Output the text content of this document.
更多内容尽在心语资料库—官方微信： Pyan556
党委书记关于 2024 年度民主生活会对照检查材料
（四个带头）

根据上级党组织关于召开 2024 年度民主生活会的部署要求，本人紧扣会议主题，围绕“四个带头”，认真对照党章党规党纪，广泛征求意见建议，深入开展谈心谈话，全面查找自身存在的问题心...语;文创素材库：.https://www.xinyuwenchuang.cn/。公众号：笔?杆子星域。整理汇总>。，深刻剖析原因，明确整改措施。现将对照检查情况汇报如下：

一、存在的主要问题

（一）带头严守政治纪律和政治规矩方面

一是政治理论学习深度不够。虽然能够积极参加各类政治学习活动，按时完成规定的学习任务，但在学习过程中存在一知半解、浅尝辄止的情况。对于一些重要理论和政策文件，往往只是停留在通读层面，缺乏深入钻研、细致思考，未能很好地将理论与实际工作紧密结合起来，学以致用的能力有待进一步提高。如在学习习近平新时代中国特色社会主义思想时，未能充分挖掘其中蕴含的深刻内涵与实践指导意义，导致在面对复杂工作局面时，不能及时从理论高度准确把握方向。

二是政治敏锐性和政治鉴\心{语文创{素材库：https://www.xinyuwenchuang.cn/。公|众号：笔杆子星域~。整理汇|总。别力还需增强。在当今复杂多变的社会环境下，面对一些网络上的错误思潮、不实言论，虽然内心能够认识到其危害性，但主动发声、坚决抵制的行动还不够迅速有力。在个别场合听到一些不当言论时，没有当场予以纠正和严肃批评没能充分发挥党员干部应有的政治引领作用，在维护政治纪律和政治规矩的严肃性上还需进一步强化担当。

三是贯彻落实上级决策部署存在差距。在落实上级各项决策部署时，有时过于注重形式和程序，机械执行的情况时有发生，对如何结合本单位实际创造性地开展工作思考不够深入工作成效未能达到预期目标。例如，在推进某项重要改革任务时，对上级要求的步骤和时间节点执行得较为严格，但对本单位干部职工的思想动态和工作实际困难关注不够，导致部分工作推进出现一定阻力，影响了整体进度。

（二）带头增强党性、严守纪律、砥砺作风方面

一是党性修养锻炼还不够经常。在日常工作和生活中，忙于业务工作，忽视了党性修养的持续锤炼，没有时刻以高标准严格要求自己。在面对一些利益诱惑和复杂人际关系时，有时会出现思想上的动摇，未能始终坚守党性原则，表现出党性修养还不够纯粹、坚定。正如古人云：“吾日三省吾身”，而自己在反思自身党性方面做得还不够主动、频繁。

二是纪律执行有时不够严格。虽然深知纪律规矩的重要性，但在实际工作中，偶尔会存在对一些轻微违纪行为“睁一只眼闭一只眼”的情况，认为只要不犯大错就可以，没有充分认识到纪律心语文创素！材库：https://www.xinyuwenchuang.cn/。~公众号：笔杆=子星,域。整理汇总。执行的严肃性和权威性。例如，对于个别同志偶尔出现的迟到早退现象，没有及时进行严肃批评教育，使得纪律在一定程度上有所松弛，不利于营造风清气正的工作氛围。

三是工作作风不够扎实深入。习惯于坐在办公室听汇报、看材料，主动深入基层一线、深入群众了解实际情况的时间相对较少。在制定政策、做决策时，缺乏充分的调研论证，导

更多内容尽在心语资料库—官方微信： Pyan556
+-------+
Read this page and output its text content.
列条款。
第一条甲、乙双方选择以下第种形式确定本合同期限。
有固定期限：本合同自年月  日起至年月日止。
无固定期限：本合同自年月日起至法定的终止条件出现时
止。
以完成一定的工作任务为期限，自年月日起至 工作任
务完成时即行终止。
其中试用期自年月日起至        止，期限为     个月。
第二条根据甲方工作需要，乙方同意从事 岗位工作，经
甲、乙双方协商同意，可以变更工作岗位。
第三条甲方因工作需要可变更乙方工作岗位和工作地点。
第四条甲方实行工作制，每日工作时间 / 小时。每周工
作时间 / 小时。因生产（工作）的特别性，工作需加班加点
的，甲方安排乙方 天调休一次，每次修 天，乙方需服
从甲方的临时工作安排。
+-------+
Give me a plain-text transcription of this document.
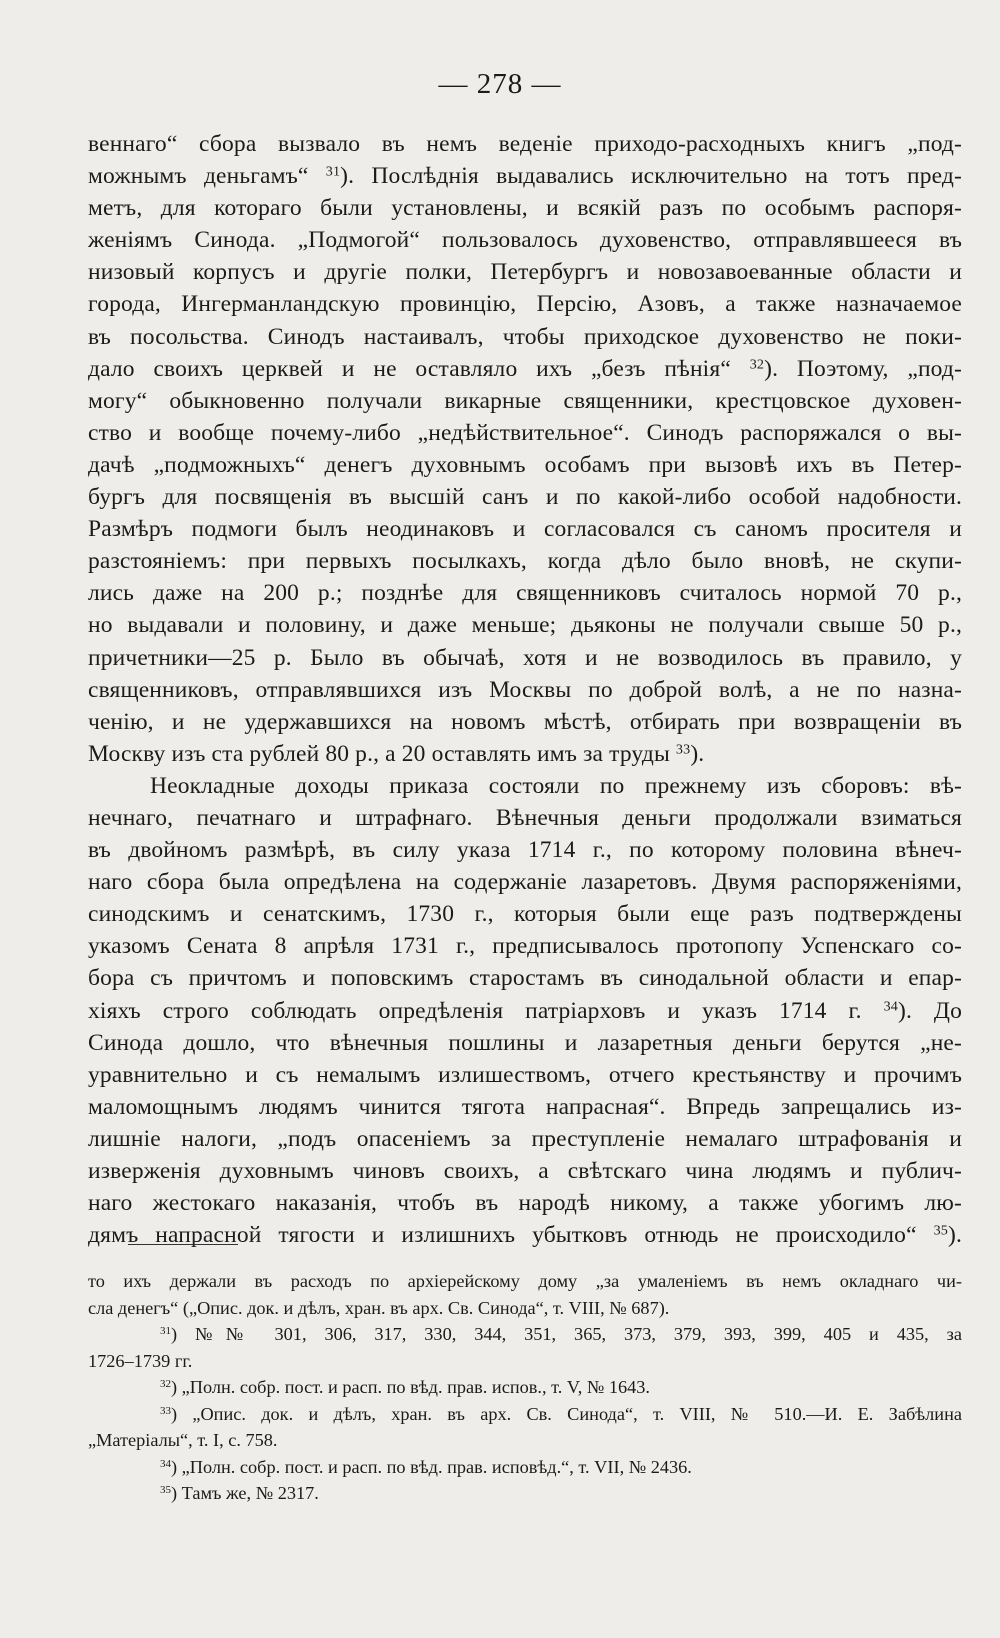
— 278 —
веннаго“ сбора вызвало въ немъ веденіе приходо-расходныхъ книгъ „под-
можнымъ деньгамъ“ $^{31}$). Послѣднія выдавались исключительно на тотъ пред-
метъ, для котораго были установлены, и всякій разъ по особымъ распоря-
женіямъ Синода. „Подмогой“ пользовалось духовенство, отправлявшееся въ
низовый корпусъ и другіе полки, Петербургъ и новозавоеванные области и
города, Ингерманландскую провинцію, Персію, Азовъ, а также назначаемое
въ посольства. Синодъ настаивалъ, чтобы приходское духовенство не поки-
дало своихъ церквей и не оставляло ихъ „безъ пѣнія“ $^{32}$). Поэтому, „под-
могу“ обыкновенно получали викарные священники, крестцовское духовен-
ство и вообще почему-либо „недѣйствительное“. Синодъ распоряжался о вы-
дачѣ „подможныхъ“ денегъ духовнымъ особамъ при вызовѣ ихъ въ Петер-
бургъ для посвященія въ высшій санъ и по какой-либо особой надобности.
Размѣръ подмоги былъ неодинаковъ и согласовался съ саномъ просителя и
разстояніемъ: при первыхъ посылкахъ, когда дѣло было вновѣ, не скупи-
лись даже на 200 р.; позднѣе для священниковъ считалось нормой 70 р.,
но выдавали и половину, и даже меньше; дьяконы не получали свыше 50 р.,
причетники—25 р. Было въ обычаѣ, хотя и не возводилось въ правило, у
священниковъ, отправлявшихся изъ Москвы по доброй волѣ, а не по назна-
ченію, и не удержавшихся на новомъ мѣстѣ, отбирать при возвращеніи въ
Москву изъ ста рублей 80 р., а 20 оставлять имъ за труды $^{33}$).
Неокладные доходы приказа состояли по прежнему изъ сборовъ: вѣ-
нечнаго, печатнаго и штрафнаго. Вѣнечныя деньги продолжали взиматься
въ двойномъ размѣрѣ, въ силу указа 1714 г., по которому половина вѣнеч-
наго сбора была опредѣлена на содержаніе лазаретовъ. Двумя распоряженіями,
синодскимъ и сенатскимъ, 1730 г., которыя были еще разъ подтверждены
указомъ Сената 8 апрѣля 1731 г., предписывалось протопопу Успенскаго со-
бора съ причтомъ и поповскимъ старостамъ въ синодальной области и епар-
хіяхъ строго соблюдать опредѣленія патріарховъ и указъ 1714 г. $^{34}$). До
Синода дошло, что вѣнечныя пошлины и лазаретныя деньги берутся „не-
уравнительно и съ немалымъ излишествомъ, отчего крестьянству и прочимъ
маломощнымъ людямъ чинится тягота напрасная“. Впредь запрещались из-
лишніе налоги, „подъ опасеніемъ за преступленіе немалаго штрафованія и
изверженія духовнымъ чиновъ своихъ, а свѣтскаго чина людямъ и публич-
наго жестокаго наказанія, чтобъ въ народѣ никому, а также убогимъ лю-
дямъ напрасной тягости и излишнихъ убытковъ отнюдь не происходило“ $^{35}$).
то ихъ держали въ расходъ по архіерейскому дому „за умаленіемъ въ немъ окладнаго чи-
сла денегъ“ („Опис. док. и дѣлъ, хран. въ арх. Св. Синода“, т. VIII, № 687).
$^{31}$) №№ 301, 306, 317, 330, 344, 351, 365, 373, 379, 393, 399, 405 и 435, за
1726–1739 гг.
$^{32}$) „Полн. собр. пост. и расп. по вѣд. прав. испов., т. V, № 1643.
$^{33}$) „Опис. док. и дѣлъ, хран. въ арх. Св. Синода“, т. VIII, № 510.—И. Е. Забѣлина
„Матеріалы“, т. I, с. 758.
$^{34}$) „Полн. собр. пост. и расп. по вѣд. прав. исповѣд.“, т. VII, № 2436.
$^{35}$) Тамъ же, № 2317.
+-------+
> **What you have to do**
Pull every line containing the word "деньги" out of the entries above.

> **Answer to the exercise**
нечнаго, печатнаго и штрафнаго. Вѣнечныя деньги продолжали взиматься
Синода дошло, что вѣнечныя пошлины и лазаретныя деньги берутся „не-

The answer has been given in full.